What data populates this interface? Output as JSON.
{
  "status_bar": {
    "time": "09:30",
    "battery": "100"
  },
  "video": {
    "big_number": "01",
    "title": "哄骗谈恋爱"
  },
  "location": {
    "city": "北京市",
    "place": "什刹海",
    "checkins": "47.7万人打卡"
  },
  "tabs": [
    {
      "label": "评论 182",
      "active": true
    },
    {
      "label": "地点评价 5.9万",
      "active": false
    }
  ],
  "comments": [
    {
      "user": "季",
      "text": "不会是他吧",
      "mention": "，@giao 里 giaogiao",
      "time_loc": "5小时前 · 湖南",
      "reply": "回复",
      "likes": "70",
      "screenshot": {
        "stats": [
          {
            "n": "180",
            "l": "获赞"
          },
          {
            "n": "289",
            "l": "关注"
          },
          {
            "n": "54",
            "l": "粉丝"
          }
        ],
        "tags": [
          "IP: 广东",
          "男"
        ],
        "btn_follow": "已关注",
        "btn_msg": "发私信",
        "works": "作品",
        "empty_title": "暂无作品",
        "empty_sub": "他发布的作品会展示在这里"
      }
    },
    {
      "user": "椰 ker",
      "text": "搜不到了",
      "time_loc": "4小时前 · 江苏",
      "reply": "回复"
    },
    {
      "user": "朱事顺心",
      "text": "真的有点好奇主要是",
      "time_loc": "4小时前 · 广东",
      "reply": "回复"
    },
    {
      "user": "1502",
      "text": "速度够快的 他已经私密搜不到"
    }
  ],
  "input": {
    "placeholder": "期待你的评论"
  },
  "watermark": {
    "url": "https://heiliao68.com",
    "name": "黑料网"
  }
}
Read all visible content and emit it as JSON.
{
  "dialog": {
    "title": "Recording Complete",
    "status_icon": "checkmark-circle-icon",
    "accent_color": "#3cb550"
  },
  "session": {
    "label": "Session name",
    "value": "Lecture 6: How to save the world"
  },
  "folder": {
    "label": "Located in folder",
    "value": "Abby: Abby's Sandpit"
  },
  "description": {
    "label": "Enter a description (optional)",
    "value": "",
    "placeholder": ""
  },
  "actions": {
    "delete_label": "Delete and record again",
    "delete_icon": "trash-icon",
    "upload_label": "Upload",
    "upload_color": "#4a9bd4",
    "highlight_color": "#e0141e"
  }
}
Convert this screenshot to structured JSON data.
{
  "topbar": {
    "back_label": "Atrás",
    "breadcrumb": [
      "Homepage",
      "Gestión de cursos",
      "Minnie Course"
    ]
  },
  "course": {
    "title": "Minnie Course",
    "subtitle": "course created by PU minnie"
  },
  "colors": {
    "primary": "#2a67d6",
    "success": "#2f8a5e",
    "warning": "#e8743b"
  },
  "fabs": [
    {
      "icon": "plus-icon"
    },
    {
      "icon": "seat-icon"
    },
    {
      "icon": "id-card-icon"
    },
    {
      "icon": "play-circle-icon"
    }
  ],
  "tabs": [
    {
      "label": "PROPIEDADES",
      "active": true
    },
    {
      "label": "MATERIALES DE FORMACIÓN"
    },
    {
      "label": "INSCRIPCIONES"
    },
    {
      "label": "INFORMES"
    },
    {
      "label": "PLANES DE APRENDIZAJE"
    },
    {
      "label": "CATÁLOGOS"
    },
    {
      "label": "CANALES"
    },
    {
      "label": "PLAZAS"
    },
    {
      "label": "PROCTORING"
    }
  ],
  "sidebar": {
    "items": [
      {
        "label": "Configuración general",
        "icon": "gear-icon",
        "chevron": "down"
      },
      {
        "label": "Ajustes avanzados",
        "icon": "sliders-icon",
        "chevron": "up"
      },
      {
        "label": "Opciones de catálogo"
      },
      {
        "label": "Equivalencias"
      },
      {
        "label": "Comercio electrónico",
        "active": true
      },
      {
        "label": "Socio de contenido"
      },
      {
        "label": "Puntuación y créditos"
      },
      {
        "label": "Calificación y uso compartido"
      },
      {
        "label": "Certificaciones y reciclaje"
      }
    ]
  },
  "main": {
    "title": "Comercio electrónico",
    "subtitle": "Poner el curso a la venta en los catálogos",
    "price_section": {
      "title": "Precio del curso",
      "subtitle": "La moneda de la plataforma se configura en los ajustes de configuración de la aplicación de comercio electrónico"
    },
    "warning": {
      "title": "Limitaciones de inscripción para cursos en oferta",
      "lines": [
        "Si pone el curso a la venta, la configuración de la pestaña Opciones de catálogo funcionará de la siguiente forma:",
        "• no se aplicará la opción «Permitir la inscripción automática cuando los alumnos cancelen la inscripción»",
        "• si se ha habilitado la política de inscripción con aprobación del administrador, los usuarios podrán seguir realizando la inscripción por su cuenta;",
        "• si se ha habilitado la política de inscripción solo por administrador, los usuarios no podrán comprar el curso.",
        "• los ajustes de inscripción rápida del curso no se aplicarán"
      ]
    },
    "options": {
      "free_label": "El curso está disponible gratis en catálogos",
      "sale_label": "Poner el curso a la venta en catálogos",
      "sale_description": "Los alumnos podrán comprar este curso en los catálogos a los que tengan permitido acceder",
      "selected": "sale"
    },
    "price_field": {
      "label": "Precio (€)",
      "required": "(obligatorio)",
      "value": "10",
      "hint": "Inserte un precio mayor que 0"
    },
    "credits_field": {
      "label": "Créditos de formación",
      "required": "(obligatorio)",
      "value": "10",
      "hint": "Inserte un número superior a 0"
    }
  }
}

**PROBLEM TO WORK ON:**
Look above for lines with the word "value" and copy them all.

**WRITTEN RESPONSE:**
    "value": "Lecture 6: How to save the world"
    "value": "Abby: Abby's Sandpit"
    "value": "",
      "value": "10",
      "value": "10",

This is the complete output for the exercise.